___ GIVEN ENTRIES ___

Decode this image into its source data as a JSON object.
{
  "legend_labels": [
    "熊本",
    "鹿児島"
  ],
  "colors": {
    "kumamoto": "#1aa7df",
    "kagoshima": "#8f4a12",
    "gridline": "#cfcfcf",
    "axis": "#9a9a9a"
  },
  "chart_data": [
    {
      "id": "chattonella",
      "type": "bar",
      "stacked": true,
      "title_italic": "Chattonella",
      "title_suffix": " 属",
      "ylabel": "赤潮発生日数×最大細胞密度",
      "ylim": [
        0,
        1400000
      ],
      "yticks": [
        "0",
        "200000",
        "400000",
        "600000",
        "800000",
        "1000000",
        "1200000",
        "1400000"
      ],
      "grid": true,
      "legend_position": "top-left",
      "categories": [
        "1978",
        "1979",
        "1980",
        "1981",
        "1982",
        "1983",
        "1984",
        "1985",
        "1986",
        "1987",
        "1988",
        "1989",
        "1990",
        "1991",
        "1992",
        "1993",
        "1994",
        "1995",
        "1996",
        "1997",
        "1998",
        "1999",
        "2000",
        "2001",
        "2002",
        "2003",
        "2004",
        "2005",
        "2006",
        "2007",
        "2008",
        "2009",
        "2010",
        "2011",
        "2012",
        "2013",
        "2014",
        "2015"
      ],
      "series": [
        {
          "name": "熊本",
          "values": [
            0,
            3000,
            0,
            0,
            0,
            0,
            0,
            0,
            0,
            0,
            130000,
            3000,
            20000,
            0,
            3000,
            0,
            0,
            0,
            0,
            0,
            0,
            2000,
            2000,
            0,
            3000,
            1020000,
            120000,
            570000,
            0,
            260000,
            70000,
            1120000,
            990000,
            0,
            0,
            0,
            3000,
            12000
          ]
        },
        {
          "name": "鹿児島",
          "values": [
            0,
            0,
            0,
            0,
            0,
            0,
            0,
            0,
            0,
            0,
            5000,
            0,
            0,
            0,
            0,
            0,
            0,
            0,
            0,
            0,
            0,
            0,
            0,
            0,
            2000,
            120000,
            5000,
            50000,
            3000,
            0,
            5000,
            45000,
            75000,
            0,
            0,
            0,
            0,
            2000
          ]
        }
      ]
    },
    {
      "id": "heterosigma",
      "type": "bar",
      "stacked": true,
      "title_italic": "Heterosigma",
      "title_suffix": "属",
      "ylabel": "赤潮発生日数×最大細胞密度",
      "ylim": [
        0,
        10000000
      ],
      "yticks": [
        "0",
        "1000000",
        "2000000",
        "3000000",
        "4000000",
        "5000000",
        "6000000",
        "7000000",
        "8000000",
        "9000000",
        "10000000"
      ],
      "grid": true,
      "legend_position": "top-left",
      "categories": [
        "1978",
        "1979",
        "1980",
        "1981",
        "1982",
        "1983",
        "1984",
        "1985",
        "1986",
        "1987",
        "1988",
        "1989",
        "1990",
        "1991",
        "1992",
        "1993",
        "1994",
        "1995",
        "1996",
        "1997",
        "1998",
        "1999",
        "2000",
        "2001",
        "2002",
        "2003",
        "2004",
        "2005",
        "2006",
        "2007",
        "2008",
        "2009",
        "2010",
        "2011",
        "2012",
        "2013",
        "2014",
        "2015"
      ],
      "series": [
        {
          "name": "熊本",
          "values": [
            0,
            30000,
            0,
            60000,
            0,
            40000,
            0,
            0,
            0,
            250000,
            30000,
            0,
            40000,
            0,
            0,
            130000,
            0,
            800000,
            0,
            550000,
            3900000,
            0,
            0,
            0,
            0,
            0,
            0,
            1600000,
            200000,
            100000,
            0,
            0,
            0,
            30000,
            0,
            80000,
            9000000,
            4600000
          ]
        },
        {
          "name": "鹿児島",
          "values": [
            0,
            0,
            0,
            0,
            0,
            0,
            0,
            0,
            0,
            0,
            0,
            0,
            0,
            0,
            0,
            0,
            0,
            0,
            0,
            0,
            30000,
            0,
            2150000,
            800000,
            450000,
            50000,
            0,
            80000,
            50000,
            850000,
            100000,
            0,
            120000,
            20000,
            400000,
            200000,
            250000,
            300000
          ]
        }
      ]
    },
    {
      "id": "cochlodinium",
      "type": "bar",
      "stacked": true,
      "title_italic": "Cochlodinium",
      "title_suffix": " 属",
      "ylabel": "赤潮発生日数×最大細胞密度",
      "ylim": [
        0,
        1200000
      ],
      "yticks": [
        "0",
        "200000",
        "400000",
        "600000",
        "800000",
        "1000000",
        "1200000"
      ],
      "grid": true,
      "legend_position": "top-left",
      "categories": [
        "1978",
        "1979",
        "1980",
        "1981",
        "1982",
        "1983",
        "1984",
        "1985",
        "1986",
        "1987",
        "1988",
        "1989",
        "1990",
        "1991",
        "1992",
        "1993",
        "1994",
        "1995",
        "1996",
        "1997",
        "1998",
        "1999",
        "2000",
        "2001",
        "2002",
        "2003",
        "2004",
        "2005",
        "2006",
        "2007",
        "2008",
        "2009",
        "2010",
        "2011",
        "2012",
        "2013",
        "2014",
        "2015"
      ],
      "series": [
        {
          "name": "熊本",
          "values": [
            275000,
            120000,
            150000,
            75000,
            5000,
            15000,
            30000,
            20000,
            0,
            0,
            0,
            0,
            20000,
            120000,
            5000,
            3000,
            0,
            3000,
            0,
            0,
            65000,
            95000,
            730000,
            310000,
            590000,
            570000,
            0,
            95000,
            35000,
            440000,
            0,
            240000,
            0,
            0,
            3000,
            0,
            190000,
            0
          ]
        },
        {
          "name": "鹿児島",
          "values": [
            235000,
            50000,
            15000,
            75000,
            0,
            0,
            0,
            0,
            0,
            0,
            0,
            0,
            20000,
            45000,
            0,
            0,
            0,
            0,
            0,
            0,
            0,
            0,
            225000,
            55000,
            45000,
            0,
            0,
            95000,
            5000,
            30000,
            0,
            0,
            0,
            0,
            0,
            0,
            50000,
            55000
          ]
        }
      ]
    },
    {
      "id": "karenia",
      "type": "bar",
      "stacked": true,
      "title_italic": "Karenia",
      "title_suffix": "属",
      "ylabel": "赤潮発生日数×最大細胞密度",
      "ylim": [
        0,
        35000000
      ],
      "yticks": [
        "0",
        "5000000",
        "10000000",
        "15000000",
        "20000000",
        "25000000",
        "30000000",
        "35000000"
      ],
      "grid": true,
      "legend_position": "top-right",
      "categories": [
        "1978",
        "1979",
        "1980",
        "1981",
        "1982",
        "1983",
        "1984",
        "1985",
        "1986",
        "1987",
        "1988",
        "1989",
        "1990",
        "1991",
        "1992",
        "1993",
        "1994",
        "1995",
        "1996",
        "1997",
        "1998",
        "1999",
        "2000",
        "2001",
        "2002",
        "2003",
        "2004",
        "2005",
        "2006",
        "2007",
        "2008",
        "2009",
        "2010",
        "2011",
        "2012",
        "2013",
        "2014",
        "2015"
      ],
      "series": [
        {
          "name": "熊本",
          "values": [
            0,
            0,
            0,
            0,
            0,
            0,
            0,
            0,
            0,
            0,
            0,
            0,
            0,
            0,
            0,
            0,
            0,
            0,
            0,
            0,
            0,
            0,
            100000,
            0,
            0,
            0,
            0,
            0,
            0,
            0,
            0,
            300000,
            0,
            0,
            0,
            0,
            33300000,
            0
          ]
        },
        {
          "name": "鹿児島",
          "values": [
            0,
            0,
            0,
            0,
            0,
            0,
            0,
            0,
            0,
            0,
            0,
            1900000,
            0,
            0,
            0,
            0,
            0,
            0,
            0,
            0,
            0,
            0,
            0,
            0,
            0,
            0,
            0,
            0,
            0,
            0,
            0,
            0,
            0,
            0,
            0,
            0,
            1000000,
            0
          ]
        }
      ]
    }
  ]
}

___

Quote each line of the data above exactly as written.

OUTPUT:
Decode this image into its source data as a JSON object.
{
  "legend_labels": [
    "熊本",
    "鹿児島"
  ],
  "colors": {
    "kumamoto": "#1aa7df",
    "kagoshima": "#8f4a12",
    "gridline": "#cfcfcf",
    "axis": "#9a9a9a"
  },
  "chart_data": [
    {
      "id": "chattonella",
      "type": "bar",
      "stacked": true,
      "title_italic": "Chattonella",
      "title_suffix": " 属",
      "ylabel": "赤潮発生日数×最大細胞密度",
      "ylim": [
        0,
        1400000
      ],
      "yticks": [
        "0",
        "200000",
        "400000",
        "600000",
        "800000",
        "1000000",
        "1200000",
        "1400000"
      ],
      "grid": true,
      "legend_position": "top-left",
      "categories": [
        "1978",
        "1979",
        "1980",
        "1981",
        "1982",
        "1983",
        "1984",
        "1985",
        "1986",
        "1987",
        "1988",
        "1989",
        "1990",
        "1991",
        "1992",
        "1993",
        "1994",
        "1995",
        "1996",
        "1997",
        "1998",
        "1999",
        "2000",
        "2001",
        "2002",
        "2003",
        "2004",
        "2005",
        "2006",
        "2007",
        "2008",
        "2009",
        "2010",
        "2011",
        "2012",
        "2013",
        "2014",
        "2015"
      ],
      "series": [
        {
          "name": "熊本",
          "values": [
            0,
            3000,
            0,
            0,
            0,
            0,
            0,
            0,
            0,
            0,
            130000,
            3000,
            20000,
            0,
            3000,
            0,
            0,
            0,
            0,
            0,
            0,
            2000,
            2000,
            0,
            3000,
            1020000,
            120000,
            570000,
            0,
            260000,
            70000,
            1120000,
            990000,
            0,
            0,
            0,
            3000,
            12000
          ]
        },
        {
          "name": "鹿児島",
          "values": [
            0,
            0,
            0,
            0,
            0,
            0,
            0,
            0,
            0,
            0,
            5000,
            0,
            0,
            0,
            0,
            0,
            0,
            0,
            0,
            0,
            0,
            0,
            0,
            0,
            2000,
            120000,
            5000,
            50000,
            3000,
            0,
            5000,
            45000,
            75000,
            0,
            0,
            0,
            0,
            2000
          ]
        }
      ]
    },
    {
      "id": "heterosigma",
      "type": "bar",
      "stacked": true,
      "title_italic": "Heterosigma",
      "title_suffix": "属",
      "ylabel": "赤潮発生日数×最大細胞密度",
      "ylim": [
        0,
        10000000
      ],
      "yticks": [
        "0",
        "1000000",
        "2000000",
        "3000000",
        "4000000",
        "5000000",
        "6000000",
        "7000000",
        "8000000",
        "9000000",
        "10000000"
      ],
      "grid": true,
      "legend_position": "top-left",
      "categories": [
        "1978",
        "1979",
        "1980",
        "1981",
        "1982",
        "1983",
        "1984",
        "1985",
        "1986",
        "1987",
        "1988",
        "1989",
        "1990",
        "1991",
        "1992",
        "1993",
        "1994",
        "1995",
        "1996",
        "1997",
        "1998",
        "1999",
        "2000",
        "2001",
        "2002",
        "2003",
        "2004",
        "2005",
        "2006",
        "2007",
        "2008",
        "2009",
        "2010",
        "2011",
        "2012",
        "2013",
        "2014",
        "2015"
      ],
      "series": [
        {
          "name": "熊本",
          "values": [
            0,
            30000,
            0,
            60000,
            0,
            40000,
            0,
            0,
            0,
            250000,
            30000,
            0,
            40000,
            0,
            0,
            130000,
            0,
            800000,
            0,
            550000,
            3900000,
            0,
            0,
            0,
            0,
            0,
            0,
            1600000,
            200000,
            100000,
            0,
            0,
            0,
            30000,
            0,
            80000,
            9000000,
            4600000
          ]
        },
        {
          "name": "鹿児島",
          "values": [
            0,
            0,
            0,
            0,
            0,
            0,
            0,
            0,
            0,
            0,
            0,
            0,
            0,
            0,
            0,
            0,
            0,
            0,
            0,
            0,
            30000,
            0,
            2150000,
            800000,
            450000,
            50000,
            0,
            80000,
            50000,
            850000,
            100000,
            0,
            120000,
            20000,
            400000,
            200000,
            250000,
            300000
          ]
        }
      ]
    },
    {
      "id": "cochlodinium",
      "type": "bar",
      "stacked": true,
      "title_italic": "Cochlodinium",
      "title_suffix": " 属",
      "ylabel": "赤潮発生日数×最大細胞密度",
      "ylim": [
        0,
        1200000
      ],
      "yticks": [
        "0",
        "200000",
        "400000",
        "600000",
        "800000",
        "1000000",
        "1200000"
      ],
      "grid": true,
      "legend_position": "top-left",
      "categories": [
        "1978",
        "1979",
        "1980",
        "1981",
        "1982",
        "1983",
        "1984",
        "1985",
        "1986",
        "1987",
        "1988",
        "1989",
        "1990",
        "1991",
        "1992",
        "1993",
        "1994",
        "1995",
        "1996",
        "1997",
        "1998",
        "1999",
        "2000",
        "2001",
        "2002",
        "2003",
        "2004",
        "2005",
        "2006",
        "2007",
        "2008",
        "2009",
        "2010",
        "2011",
        "2012",
        "2013",
        "2014",
        "2015"
      ],
      "series": [
        {
          "name": "熊本",
          "values": [
            275000,
            120000,
            150000,
            75000,
            5000,
            15000,
            30000,
            20000,
            0,
            0,
            0,
            0,
            20000,
            120000,
            5000,
            3000,
            0,
            3000,
            0,
            0,
            65000,
            95000,
            730000,
            310000,
            590000,
            570000,
            0,
            95000,
            35000,
            440000,
            0,
            240000,
            0,
            0,
            3000,
            0,
            190000,
            0
          ]
        },
        {
          "name": "鹿児島",
          "values": [
            235000,
            50000,
            15000,
            75000,
            0,
            0,
            0,
            0,
            0,
            0,
            0,
            0,
            20000,
            45000,
            0,
            0,
            0,
            0,
            0,
            0,
            0,
            0,
            225000,
            55000,
            45000,
            0,
            0,
            95000,
            5000,
            30000,
            0,
            0,
            0,
            0,
            0,
            0,
            50000,
            55000
          ]
        }
      ]
    },
    {
      "id": "karenia",
      "type": "bar",
      "stacked": true,
      "title_italic": "Karenia",
      "title_suffix": "属",
      "ylabel": "赤潮発生日数×最大細胞密度",
      "ylim": [
        0,
        35000000
      ],
      "yticks": [
        "0",
        "5000000",
        "10000000",
        "15000000",
        "20000000",
        "25000000",
        "30000000",
        "35000000"
      ],
      "grid": true,
      "legend_position": "top-right",
      "categories": [
        "1978",
        "1979",
        "1980",
        "1981",
        "1982",
        "1983",
        "1984",
        "1985",
        "1986",
        "1987",
        "1988",
        "1989",
        "1990",
        "1991",
        "1992",
        "1993",
        "1994",
        "1995",
        "1996",
        "1997",
        "1998",
        "1999",
        "2000",
        "2001",
        "2002",
        "2003",
        "2004",
        "2005",
        "2006",
        "2007",
        "2008",
        "2009",
        "2010",
        "2011",
        "2012",
        "2013",
        "2014",
        "2015"
      ],
      "series": [
        {
          "name": "熊本",
          "values": [
            0,
            0,
            0,
            0,
            0,
            0,
            0,
            0,
            0,
            0,
            0,
            0,
            0,
            0,
            0,
            0,
            0,
            0,
            0,
            0,
            0,
            0,
            100000,
            0,
            0,
            0,
            0,
            0,
            0,
            0,
            0,
            300000,
            0,
            0,
            0,
            0,
            33300000,
            0
          ]
        },
        {
          "name": "鹿児島",
          "values": [
            0,
            0,
            0,
            0,
            0,
            0,
            0,
            0,
            0,
            0,
            0,
            1900000,
            0,
            0,
            0,
            0,
            0,
            0,
            0,
            0,
            0,
            0,
            0,
            0,
            0,
            0,
            0,
            0,
            0,
            0,
            0,
            0,
            0,
            0,
            0,
            0,
            1000000,
            0
          ]
        }
      ]
    }
  ]
}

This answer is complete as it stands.